## PROBLEM DESCRIPTION
Count how many lines of the material hold "autres". Respond with that number alone.

++++ ENTRIES PROVIDED

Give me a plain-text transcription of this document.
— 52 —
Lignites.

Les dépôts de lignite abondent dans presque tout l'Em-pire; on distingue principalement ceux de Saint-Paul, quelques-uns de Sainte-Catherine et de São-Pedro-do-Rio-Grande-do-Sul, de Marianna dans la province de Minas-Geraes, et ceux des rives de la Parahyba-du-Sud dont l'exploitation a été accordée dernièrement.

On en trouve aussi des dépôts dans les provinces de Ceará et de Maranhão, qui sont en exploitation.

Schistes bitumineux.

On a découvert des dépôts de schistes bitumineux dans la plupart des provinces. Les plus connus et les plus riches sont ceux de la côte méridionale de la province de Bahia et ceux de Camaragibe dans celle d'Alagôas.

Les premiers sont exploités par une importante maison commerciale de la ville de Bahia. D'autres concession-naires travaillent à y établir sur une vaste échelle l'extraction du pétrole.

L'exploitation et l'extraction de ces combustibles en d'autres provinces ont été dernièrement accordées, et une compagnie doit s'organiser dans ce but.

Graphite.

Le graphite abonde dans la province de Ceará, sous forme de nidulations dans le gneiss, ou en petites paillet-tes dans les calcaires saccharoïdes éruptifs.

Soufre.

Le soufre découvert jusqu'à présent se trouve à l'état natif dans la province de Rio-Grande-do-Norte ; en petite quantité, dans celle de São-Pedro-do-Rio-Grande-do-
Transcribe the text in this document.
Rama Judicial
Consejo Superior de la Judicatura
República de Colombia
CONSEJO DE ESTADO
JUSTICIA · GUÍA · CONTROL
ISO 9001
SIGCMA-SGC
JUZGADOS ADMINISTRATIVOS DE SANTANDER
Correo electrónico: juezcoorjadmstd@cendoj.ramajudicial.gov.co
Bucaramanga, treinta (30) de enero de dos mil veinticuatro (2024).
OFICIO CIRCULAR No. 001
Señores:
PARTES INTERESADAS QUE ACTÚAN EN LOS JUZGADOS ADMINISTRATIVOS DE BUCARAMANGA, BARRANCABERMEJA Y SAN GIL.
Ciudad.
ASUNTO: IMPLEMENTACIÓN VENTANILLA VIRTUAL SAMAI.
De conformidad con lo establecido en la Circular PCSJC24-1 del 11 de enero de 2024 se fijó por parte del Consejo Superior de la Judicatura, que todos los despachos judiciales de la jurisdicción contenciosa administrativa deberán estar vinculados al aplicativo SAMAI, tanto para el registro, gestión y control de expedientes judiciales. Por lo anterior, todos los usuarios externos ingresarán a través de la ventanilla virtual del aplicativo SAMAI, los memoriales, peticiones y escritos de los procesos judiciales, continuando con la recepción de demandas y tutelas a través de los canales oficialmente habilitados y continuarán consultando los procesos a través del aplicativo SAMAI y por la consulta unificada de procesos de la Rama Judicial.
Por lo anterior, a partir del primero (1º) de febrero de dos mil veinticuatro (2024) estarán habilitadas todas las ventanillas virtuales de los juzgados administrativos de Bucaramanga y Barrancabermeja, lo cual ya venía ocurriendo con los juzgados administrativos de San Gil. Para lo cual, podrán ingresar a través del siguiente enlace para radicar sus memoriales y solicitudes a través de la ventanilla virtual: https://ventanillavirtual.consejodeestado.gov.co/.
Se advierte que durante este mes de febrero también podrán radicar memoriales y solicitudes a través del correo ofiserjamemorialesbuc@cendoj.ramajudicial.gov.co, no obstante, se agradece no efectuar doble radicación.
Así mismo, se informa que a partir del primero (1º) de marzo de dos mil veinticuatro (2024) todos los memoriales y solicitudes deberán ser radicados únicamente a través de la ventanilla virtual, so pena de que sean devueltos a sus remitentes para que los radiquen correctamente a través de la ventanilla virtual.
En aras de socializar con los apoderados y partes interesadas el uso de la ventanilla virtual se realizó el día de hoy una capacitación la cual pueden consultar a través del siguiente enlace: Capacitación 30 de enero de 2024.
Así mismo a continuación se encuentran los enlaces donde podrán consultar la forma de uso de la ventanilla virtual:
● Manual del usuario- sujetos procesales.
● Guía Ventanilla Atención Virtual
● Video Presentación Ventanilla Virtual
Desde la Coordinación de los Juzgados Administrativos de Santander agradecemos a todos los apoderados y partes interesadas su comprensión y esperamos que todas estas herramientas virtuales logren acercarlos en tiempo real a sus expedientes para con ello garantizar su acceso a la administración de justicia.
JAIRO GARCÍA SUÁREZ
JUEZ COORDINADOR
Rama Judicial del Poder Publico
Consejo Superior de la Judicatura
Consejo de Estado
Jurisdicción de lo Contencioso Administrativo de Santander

++++++++

## WRITTEN RESPONSE
2